═══ Extracted records ═══
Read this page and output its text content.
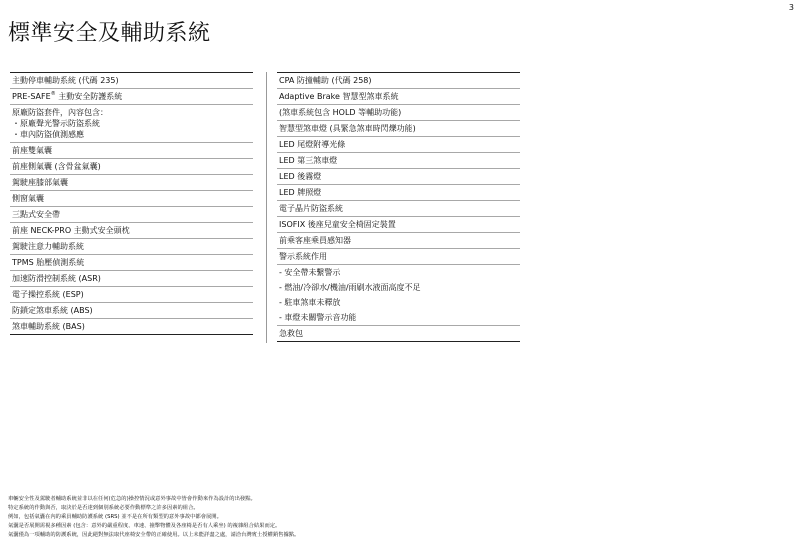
3
標準安全及輔助系統
主動停車輔助系統 (代碼 235)
PRE-SAFE® 主動安全防護系統
原廠防盜套件，內容包含：
・原廠聲光警示防盜系統
・車內防盜偵測感應
前座雙氣囊
前座側氣囊 (含骨盆氣囊)
駕駛座膝部氣囊
側窗氣囊
三點式安全帶
前座 NECK-PRO 主動式安全頭枕
駕駛注意力輔助系統
TPMS 胎壓偵測系統
加速防滑控制系統 (ASR)
電子操控系統 (ESP)
防鎖定煞車系統 (ABS)
煞車輔助系統 (BAS)
CPA 防撞輔助 (代碼 258)
Adaptive Brake 智慧型煞車系統
(煞車系統包含 HOLD 等輔助功能)
智慧型煞車燈 (具緊急煞車時閃爍功能)
LED 尾燈附導光條
LED 第三煞車燈
LED 後霧燈
LED 牌照燈
電子晶片防盜系統
ISOFIX 後座兒童安全椅固定裝置
前乘客座乘員感知器
警示系統作用
- 安全帶未繫警示
- 燃油/冷卻水/機油/雨刷水液面高度不足
- 駐車煞車未釋放
- 車燈未關警示音功能
急救包
車輛安全性及駕駛者輔助系統並非以在任何(危急的)操控情況或意外事故中皆會作動來作為設計的出發點。
特定系統的作動與否，取決於是否達到個別系統必要作動標準之許多因素的組合。
例如，包括氣囊在內的乘員輔助防護系統 (SRS) 並不是在所有類型的意外事故中都會展開。
氣囊是否展開需視多種因素 (包含：意外的嚴重程度、車速、撞擊物體及各座椅是否有人乘坐) 的複雜組合結果而定。
氣囊僅為一項輔助的防護系統，因此絕對無法取代座椅安全帶的正確使用。以上未能詳盡之處，請洽台灣賓士授權銷售據點。
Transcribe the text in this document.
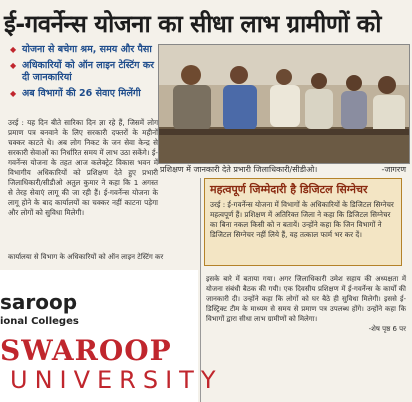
ई-गवर्नेन्स योजना का सीधा लाभ ग्रामीणों को
◆ योजना से बचेगा श्रम, समय और पैसा
◆ अधिकारियों को ऑन लाइन टेस्टिंग कर दी जानकारियां
◆ अब विभागों की 26 सेवाए मिलेंगी
प्रशिक्षण में जानकारी देते प्रभारी जिलाधिकारी/सीडीओ।	-जागरण
उरई : यह दिन बीते सारिका दिन ज्ञा रहे हैं, जिसमें लोग प्रमाण पत्र बनवाने के लिए सरकारी दफ्तरों के महीनों चक्कर काटते थे। अब लोग निकट के जन सेवा केन्द्र से सरकारी सेवाओं का निर्धारित समय में लाभ उठा सकेंगे। ई-गवर्नेन्स योजना के तहत आज कलेक्ट्रेट विकास भवन में विभागीय अधिकारियों को प्रशिक्षण देते हुए प्रभारी जिलाधिकारी/सीडीओ अतुल कुमार ने कहा कि 1 अगस्त से तेरह सेवाएं लागू की जा रही हैं। ई-गवर्नेन्स योजना के लागू होने के बाद कार्यालयों का चक्कर नहीं काटना पड़ेगा और लोगों को सुविधा मिलेगी।
कार्यालया से विभाग के अधिकारियों को ऑन लाइन टेस्टिंग कर
महत्वपूर्ण जिम्मेदारी है डिजिटल सिग्नेचर
उरई : ई-गवर्नेन्स योजना में विभागों के अधिकारियों के डिजिटल सिग्नेचर महत्वपूर्ण हैं। प्रशिक्षण में अतिरिक्त जिला ने कहा कि डिजिटल सिग्नेचर का बिना नकल किसी को न बतायें। उन्होंने कहा कि जिन विभागों ने डिजिटल सिग्नेचर नहीं लिये हैं, वह तत्काल फार्म भर कर दें।
saroop
ional Colleges
SWAROOP
UNIVERSITY
इसके बारे में बताया गया। अगर जिलाधिकारी उमेश सहाय की अध्यक्षता में योजना संबंधी बैठक की गयी। एक दिवसीय प्रशिक्षण में ई-गवर्नेन्स के कार्यों की जानकारी दी। उन्होंने कहा कि लोगों को घर बैठे ही सुविधा मिलेगी। इससे ई-डिस्ट्रिक्ट टीम के माध्यम से समय से प्रमाण पत्र उपलब्ध होंगे। उन्होंने कहा कि विभागों द्वारा सीधा लाभ ग्रामीणों को मिलेगा।
-शेष पृष्ठ 6 पर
═══
What is required —
Identify and extract each line of the listing that contains "this".

Final answer —
Read this page and output its text content.
Transcribe the text in this document.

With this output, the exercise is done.